■ AIM ■
Below is a block of data; give all of it again word for word.

■ SUPPLIED DATA ■
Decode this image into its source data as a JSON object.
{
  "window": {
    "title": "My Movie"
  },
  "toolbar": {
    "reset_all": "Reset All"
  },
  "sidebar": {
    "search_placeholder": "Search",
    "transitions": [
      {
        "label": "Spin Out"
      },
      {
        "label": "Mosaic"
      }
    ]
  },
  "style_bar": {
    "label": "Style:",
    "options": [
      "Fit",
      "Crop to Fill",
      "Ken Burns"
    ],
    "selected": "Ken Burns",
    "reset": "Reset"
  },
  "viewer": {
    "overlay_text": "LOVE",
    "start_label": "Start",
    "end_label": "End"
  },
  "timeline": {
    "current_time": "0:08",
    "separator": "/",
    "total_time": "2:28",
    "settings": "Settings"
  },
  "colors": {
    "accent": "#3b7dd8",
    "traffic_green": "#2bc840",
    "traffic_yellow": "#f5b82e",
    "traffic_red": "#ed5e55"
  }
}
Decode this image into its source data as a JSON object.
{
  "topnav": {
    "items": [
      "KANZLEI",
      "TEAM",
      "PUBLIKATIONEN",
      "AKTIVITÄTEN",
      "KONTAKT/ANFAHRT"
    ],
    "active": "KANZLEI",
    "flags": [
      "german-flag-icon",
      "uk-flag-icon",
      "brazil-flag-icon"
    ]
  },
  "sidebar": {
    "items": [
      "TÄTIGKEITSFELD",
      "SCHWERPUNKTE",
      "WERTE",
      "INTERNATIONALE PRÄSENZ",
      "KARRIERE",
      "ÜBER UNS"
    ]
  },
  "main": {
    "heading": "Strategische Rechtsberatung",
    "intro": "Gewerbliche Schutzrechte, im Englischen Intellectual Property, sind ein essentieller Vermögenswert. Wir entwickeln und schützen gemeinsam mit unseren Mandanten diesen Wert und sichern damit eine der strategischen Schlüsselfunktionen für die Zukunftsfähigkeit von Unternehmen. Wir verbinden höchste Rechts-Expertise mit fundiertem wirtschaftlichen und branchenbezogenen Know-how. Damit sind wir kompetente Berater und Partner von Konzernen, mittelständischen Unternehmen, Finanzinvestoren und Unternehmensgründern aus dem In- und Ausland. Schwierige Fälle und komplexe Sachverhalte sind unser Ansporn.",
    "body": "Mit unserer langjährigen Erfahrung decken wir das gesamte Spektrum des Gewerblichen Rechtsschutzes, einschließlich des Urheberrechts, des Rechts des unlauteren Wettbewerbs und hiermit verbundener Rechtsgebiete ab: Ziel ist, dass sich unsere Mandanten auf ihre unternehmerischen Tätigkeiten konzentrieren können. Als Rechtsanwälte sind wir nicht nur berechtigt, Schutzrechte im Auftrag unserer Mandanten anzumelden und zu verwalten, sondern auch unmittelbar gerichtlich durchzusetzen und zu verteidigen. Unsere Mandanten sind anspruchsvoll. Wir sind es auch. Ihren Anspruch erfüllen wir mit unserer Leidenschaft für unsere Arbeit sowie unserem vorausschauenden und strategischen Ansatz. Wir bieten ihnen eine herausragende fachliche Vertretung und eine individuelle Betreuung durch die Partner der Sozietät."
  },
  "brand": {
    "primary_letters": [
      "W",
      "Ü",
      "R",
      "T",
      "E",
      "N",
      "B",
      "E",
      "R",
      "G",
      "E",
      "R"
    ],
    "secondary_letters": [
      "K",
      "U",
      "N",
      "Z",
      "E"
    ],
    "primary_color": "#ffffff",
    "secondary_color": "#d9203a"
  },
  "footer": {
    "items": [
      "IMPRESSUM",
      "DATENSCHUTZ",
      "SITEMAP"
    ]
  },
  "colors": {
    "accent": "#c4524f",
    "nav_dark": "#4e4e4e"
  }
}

■ CORRECT OUTPUT ■
Decode this image into its source data as a JSON object.
{
  "window": {
    "title": "My Movie"
  },
  "toolbar": {
    "reset_all": "Reset All"
  },
  "sidebar": {
    "search_placeholder": "Search",
    "transitions": [
      {
        "label": "Spin Out"
      },
      {
        "label": "Mosaic"
      }
    ]
  },
  "style_bar": {
    "label": "Style:",
    "options": [
      "Fit",
      "Crop to Fill",
      "Ken Burns"
    ],
    "selected": "Ken Burns",
    "reset": "Reset"
  },
  "viewer": {
    "overlay_text": "LOVE",
    "start_label": "Start",
    "end_label": "End"
  },
  "timeline": {
    "current_time": "0:08",
    "separator": "/",
    "total_time": "2:28",
    "settings": "Settings"
  },
  "colors": {
    "accent": "#3b7dd8",
    "traffic_green": "#2bc840",
    "traffic_yellow": "#f5b82e",
    "traffic_red": "#ed5e55"
  }
}
Decode this image into its source data as a JSON object.
{
  "topnav": {
    "items": [
      "KANZLEI",
      "TEAM",
      "PUBLIKATIONEN",
      "AKTIVITÄTEN",
      "KONTAKT/ANFAHRT"
    ],
    "active": "KANZLEI",
    "flags": [
      "german-flag-icon",
      "uk-flag-icon",
      "brazil-flag-icon"
    ]
  },
  "sidebar": {
    "items": [
      "TÄTIGKEITSFELD",
      "SCHWERPUNKTE",
      "WERTE",
      "INTERNATIONALE PRÄSENZ",
      "KARRIERE",
      "ÜBER UNS"
    ]
  },
  "main": {
    "heading": "Strategische Rechtsberatung",
    "intro": "Gewerbliche Schutzrechte, im Englischen Intellectual Property, sind ein essentieller Vermögenswert. Wir entwickeln und schützen gemeinsam mit unseren Mandanten diesen Wert und sichern damit eine der strategischen Schlüsselfunktionen für die Zukunftsfähigkeit von Unternehmen. Wir verbinden höchste Rechts-Expertise mit fundiertem wirtschaftlichen und branchenbezogenen Know-how. Damit sind wir kompetente Berater und Partner von Konzernen, mittelständischen Unternehmen, Finanzinvestoren und Unternehmensgründern aus dem In- und Ausland. Schwierige Fälle und komplexe Sachverhalte sind unser Ansporn.",
    "body": "Mit unserer langjährigen Erfahrung decken wir das gesamte Spektrum des Gewerblichen Rechtsschutzes, einschließlich des Urheberrechts, des Rechts des unlauteren Wettbewerbs und hiermit verbundener Rechtsgebiete ab: Ziel ist, dass sich unsere Mandanten auf ihre unternehmerischen Tätigkeiten konzentrieren können. Als Rechtsanwälte sind wir nicht nur berechtigt, Schutzrechte im Auftrag unserer Mandanten anzumelden und zu verwalten, sondern auch unmittelbar gerichtlich durchzusetzen und zu verteidigen. Unsere Mandanten sind anspruchsvoll. Wir sind es auch. Ihren Anspruch erfüllen wir mit unserer Leidenschaft für unsere Arbeit sowie unserem vorausschauenden und strategischen Ansatz. Wir bieten ihnen eine herausragende fachliche Vertretung und eine individuelle Betreuung durch die Partner der Sozietät."
  },
  "brand": {
    "primary_letters": [
      "W",
      "Ü",
      "R",
      "T",
      "E",
      "N",
      "B",
      "E",
      "R",
      "G",
      "E",
      "R"
    ],
    "secondary_letters": [
      "K",
      "U",
      "N",
      "Z",
      "E"
    ],
    "primary_color": "#ffffff",
    "secondary_color": "#d9203a"
  },
  "footer": {
    "items": [
      "IMPRESSUM",
      "DATENSCHUTZ",
      "SITEMAP"
    ]
  },
  "colors": {
    "accent": "#c4524f",
    "nav_dark": "#4e4e4e"
  }
}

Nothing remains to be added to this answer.